(Stored data entries)
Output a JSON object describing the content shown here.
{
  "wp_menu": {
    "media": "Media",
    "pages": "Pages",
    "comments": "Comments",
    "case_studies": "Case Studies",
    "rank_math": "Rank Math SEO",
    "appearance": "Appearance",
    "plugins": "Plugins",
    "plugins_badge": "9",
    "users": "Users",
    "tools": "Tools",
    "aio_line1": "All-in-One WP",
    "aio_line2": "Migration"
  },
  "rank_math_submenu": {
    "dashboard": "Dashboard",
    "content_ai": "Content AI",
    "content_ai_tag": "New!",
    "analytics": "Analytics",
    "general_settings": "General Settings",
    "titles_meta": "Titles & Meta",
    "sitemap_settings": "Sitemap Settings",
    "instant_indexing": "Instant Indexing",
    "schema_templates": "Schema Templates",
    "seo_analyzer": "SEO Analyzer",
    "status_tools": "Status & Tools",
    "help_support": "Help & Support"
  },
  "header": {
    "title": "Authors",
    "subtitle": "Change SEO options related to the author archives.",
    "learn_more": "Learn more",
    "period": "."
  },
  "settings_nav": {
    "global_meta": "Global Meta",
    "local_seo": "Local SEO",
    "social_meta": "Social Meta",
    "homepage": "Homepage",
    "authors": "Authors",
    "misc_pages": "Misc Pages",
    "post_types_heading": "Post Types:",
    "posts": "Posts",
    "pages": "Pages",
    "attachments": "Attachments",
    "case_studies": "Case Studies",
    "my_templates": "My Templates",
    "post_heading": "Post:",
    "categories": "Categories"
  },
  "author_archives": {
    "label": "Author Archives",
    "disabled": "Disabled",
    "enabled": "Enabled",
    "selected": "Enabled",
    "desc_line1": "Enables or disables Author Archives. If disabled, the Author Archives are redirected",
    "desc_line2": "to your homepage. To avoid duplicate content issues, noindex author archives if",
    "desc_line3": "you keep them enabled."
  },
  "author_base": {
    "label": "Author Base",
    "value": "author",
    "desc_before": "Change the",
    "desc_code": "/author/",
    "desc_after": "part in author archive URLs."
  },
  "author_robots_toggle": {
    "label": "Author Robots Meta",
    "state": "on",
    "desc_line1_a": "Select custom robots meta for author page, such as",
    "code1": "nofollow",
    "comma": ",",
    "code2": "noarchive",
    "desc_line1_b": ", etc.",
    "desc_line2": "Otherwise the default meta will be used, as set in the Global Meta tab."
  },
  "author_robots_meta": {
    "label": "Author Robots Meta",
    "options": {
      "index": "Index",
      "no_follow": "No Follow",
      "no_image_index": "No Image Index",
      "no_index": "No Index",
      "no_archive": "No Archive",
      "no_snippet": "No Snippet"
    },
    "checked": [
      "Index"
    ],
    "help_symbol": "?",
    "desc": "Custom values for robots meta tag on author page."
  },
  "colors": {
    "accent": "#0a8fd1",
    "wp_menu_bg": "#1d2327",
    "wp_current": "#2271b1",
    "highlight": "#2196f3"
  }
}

WORK REQUIRED -> Transcribe every line of the data, exactly as it stands.

RESULT BELOW ->
Output a JSON object describing the content shown here.
{
  "wp_menu": {
    "media": "Media",
    "pages": "Pages",
    "comments": "Comments",
    "case_studies": "Case Studies",
    "rank_math": "Rank Math SEO",
    "appearance": "Appearance",
    "plugins": "Plugins",
    "plugins_badge": "9",
    "users": "Users",
    "tools": "Tools",
    "aio_line1": "All-in-One WP",
    "aio_line2": "Migration"
  },
  "rank_math_submenu": {
    "dashboard": "Dashboard",
    "content_ai": "Content AI",
    "content_ai_tag": "New!",
    "analytics": "Analytics",
    "general_settings": "General Settings",
    "titles_meta": "Titles & Meta",
    "sitemap_settings": "Sitemap Settings",
    "instant_indexing": "Instant Indexing",
    "schema_templates": "Schema Templates",
    "seo_analyzer": "SEO Analyzer",
    "status_tools": "Status & Tools",
    "help_support": "Help & Support"
  },
  "header": {
    "title": "Authors",
    "subtitle": "Change SEO options related to the author archives.",
    "learn_more": "Learn more",
    "period": "."
  },
  "settings_nav": {
    "global_meta": "Global Meta",
    "local_seo": "Local SEO",
    "social_meta": "Social Meta",
    "homepage": "Homepage",
    "authors": "Authors",
    "misc_pages": "Misc Pages",
    "post_types_heading": "Post Types:",
    "posts": "Posts",
    "pages": "Pages",
    "attachments": "Attachments",
    "case_studies": "Case Studies",
    "my_templates": "My Templates",
    "post_heading": "Post:",
    "categories": "Categories"
  },
  "author_archives": {
    "label": "Author Archives",
    "disabled": "Disabled",
    "enabled": "Enabled",
    "selected": "Enabled",
    "desc_line1": "Enables or disables Author Archives. If disabled, the Author Archives are redirected",
    "desc_line2": "to your homepage. To avoid duplicate content issues, noindex author archives if",
    "desc_line3": "you keep them enabled."
  },
  "author_base": {
    "label": "Author Base",
    "value": "author",
    "desc_before": "Change the",
    "desc_code": "/author/",
    "desc_after": "part in author archive URLs."
  },
  "author_robots_toggle": {
    "label": "Author Robots Meta",
    "state": "on",
    "desc_line1_a": "Select custom robots meta for author page, such as",
    "code1": "nofollow",
    "comma": ",",
    "code2": "noarchive",
    "desc_line1_b": ", etc.",
    "desc_line2": "Otherwise the default meta will be used, as set in the Global Meta tab."
  },
  "author_robots_meta": {
    "label": "Author Robots Meta",
    "options": {
      "index": "Index",
      "no_follow": "No Follow",
      "no_image_index": "No Image Index",
      "no_index": "No Index",
      "no_archive": "No Archive",
      "no_snippet": "No Snippet"
    },
    "checked": [
      "Index"
    ],
    "help_symbol": "?",
    "desc": "Custom values for robots meta tag on author page."
  },
  "colors": {
    "accent": "#0a8fd1",
    "wp_menu_bg": "#1d2327",
    "wp_current": "#2271b1",
    "highlight": "#2196f3"
  }
}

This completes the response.